**ACTIVITY**
Reproduce every entry exactly as shown.

**Document page entries with text**
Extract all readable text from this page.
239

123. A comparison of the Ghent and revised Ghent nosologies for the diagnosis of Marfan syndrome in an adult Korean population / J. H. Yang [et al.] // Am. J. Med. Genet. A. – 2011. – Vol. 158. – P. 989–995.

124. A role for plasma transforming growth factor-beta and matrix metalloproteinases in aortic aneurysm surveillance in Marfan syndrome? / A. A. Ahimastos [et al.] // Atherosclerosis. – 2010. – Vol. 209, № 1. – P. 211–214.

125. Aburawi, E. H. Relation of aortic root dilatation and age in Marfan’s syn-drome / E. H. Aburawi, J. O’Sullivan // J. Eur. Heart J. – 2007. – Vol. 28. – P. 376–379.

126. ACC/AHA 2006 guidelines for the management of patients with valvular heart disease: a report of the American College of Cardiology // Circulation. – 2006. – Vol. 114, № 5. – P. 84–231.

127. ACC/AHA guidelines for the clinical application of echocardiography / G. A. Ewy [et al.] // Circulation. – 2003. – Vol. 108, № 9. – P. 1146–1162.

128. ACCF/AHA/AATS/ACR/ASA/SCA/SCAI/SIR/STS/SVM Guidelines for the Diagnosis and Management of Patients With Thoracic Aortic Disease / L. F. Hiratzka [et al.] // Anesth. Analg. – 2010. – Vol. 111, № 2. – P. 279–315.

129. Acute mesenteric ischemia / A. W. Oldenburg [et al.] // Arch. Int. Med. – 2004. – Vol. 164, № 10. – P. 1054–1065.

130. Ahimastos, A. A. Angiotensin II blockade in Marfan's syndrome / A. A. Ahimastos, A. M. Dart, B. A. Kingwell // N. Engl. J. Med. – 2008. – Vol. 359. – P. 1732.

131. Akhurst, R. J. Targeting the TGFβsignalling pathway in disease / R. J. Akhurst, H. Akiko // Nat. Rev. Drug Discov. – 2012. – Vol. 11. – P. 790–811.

**FINAL ANSWER**
Extract all readable text from this page.
239

123. A comparison of the Ghent and revised Ghent nosologies for the diagnosis of Marfan syndrome in an adult Korean population / J. H. Yang [et al.] // Am. J. Med. Genet. A. – 2011. – Vol. 158. – P. 989–995.

124. A role for plasma transforming growth factor-beta and matrix metalloproteinases in aortic aneurysm surveillance in Marfan syndrome? / A. A. Ahimastos [et al.] // Atherosclerosis. – 2010. – Vol. 209, № 1. – P. 211–214.

125. Aburawi, E. H. Relation of aortic root dilatation and age in Marfan’s syn-drome / E. H. Aburawi, J. O’Sullivan // J. Eur. Heart J. – 2007. – Vol. 28. – P. 376–379.

126. ACC/AHA 2006 guidelines for the management of patients with valvular heart disease: a report of the American College of Cardiology // Circulation. – 2006. – Vol. 114, № 5. – P. 84–231.

127. ACC/AHA guidelines for the clinical application of echocardiography / G. A. Ewy [et al.] // Circulation. – 2003. – Vol. 108, № 9. – P. 1146–1162.

128. ACCF/AHA/AATS/ACR/ASA/SCA/SCAI/SIR/STS/SVM Guidelines for the Diagnosis and Management of Patients With Thoracic Aortic Disease / L. F. Hiratzka [et al.] // Anesth. Analg. – 2010. – Vol. 111, № 2. – P. 279–315.

129. Acute mesenteric ischemia / A. W. Oldenburg [et al.] // Arch. Int. Med. – 2004. – Vol. 164, № 10. – P. 1054–1065.

130. Ahimastos, A. A. Angiotensin II blockade in Marfan's syndrome / A. A. Ahimastos, A. M. Dart, B. A. Kingwell // N. Engl. J. Med. – 2008. – Vol. 359. – P. 1732.

131. Akhurst, R. J. Targeting the TGFβsignalling pathway in disease / R. J. Akhurst, H. Akiko // Nat. Rev. Drug Discov. – 2012. – Vol. 11. – P. 790–811.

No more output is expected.